┌──

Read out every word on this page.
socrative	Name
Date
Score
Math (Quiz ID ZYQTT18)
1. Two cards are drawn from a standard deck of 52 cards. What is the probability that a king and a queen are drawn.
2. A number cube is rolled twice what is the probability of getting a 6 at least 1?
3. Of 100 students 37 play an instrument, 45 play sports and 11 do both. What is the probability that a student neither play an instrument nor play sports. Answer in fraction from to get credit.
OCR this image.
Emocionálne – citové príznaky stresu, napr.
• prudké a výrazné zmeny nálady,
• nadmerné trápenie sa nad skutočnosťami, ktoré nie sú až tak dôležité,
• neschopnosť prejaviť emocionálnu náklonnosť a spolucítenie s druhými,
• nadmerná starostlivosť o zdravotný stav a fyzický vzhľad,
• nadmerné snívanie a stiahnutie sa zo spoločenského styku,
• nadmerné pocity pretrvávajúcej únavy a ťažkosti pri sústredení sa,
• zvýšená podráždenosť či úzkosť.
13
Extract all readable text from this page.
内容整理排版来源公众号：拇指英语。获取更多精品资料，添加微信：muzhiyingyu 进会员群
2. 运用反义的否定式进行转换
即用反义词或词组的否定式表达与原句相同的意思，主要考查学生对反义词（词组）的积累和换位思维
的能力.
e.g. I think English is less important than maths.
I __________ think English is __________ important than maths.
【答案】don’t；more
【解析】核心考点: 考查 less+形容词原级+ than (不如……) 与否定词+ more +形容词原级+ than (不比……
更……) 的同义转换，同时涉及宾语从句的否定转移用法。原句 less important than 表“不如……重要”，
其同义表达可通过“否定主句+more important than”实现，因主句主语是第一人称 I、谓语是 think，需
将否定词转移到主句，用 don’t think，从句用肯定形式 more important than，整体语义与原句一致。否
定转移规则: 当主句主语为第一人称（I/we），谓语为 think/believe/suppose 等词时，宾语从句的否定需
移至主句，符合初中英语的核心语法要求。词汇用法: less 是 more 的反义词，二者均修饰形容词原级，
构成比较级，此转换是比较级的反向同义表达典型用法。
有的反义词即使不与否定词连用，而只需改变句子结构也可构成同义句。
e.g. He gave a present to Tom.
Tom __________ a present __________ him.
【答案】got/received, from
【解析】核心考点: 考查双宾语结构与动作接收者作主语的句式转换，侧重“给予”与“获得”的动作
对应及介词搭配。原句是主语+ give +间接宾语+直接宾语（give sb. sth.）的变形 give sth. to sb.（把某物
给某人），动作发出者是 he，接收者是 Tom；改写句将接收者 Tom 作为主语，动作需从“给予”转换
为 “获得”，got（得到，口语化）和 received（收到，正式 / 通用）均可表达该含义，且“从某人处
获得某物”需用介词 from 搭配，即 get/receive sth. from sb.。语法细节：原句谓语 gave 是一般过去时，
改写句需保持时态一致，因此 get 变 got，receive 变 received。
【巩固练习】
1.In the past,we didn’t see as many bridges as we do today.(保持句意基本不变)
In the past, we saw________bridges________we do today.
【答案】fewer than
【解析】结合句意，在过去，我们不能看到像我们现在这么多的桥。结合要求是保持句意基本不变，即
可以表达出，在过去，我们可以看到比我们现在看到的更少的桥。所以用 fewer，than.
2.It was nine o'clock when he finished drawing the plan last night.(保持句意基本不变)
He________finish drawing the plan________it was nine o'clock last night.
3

└──

**GOAL OF THE EXERCISE**
Copy every line in the entries above that has the string "English" in it.

**ANSWER TO THIS EXERCISE**
e.g. I think English is less important than maths.
I __________ think English is __________ important than maths.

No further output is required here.